WHAT TO DO:
Transcribe each entry below exactly. Pictures do not go in the copy.

◆ ◆ ◆ ◆ ◆

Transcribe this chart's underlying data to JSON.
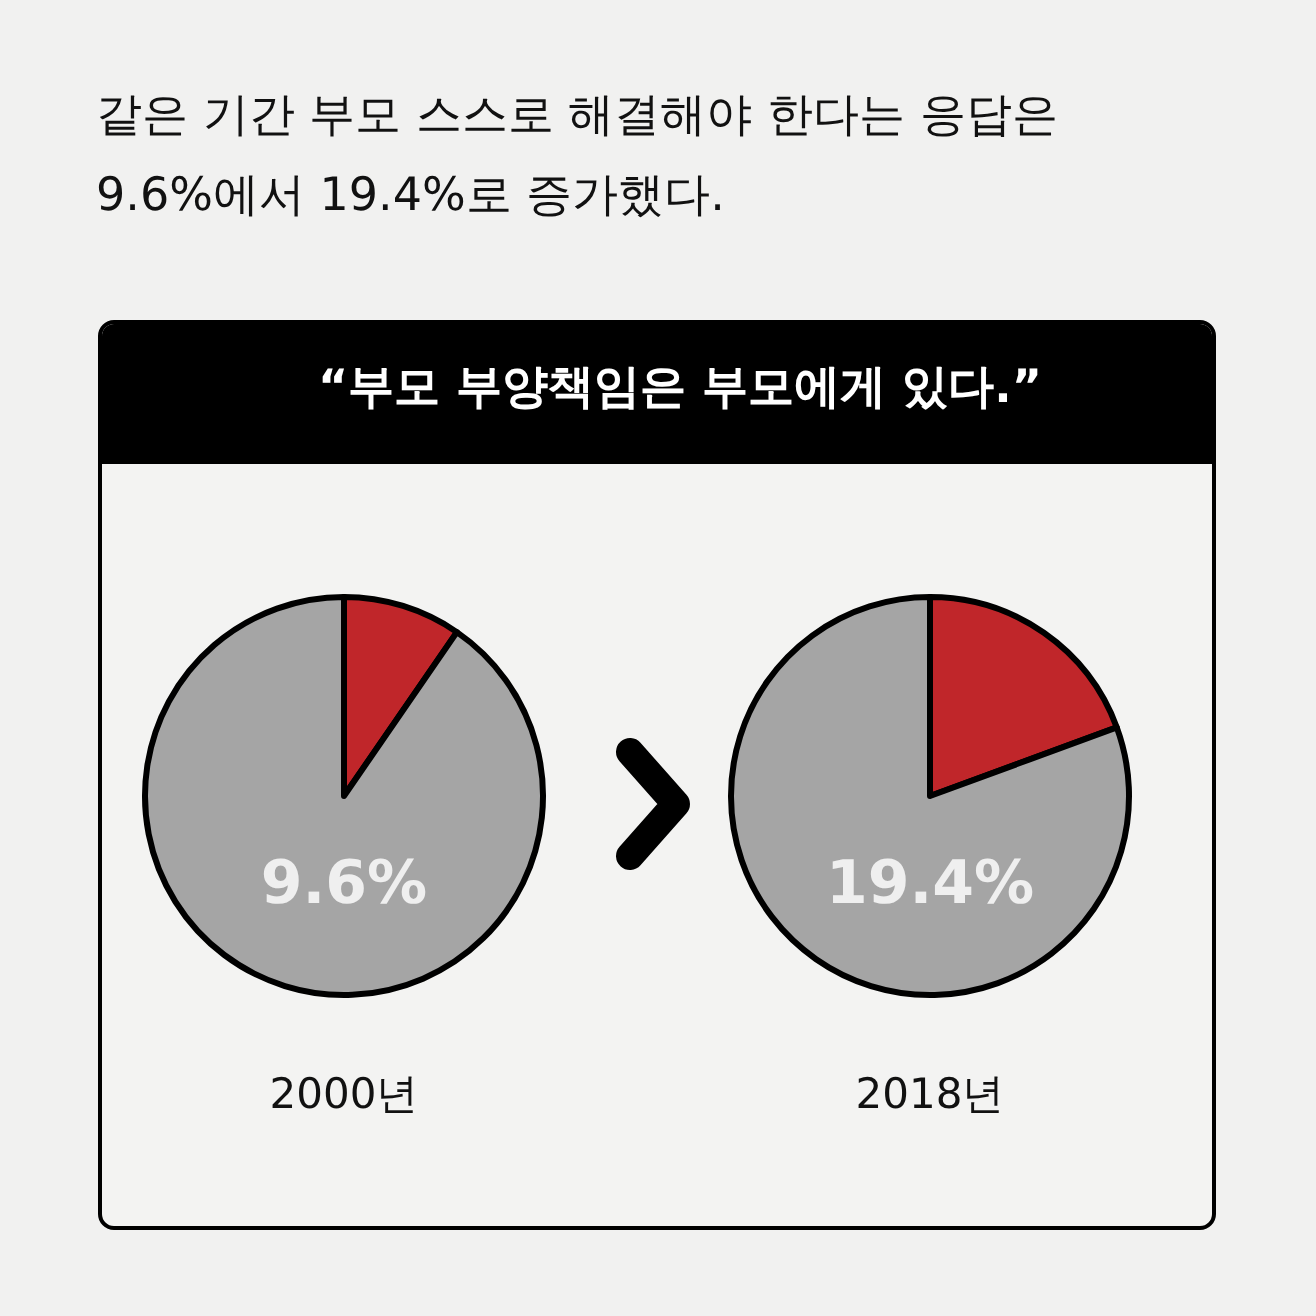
{
  "chart_data": [
    {
      "type": "pie",
      "title": "같은 기간 부모 스스로 해결해야 한다는 응답은 9.6%에서 19.4%로 증가했다.",
      "subtitle": "“부모 부양책임은 부모에게 있다.”",
      "xlabel": "2000년",
      "categories": [
        null,
        null
      ],
      "values": [
        9.6,
        90.4
      ],
      "colors": [
        "#c0262a",
        "#a5a5a5"
      ],
      "annotations": [
        "9.6%"
      ],
      "legend": false
    },
    {
      "type": "pie",
      "xlabel": "2018년",
      "categories": [
        null,
        null
      ],
      "values": [
        19.4,
        80.6
      ],
      "colors": [
        "#c0262a",
        "#a5a5a5"
      ],
      "annotations": [
        "19.4%"
      ],
      "legend": false
    }
  ]
}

◆ ◆ ◆ ◆ ◆

EXPECTED OUTPUT:
Transcribe this chart's underlying data to JSON.
{
  "chart_data": [
    {
      "type": "pie",
      "title": "같은 기간 부모 스스로 해결해야 한다는 응답은 9.6%에서 19.4%로 증가했다.",
      "subtitle": "“부모 부양책임은 부모에게 있다.”",
      "xlabel": "2000년",
      "categories": [
        null,
        null
      ],
      "values": [
        9.6,
        90.4
      ],
      "colors": [
        "#c0262a",
        "#a5a5a5"
      ],
      "annotations": [
        "9.6%"
      ],
      "legend": false
    },
    {
      "type": "pie",
      "xlabel": "2018년",
      "categories": [
        null,
        null
      ],
      "values": [
        19.4,
        80.6
      ],
      "colors": [
        "#c0262a",
        "#a5a5a5"
      ],
      "annotations": [
        "19.4%"
      ],
      "legend": false
    }
  ]
}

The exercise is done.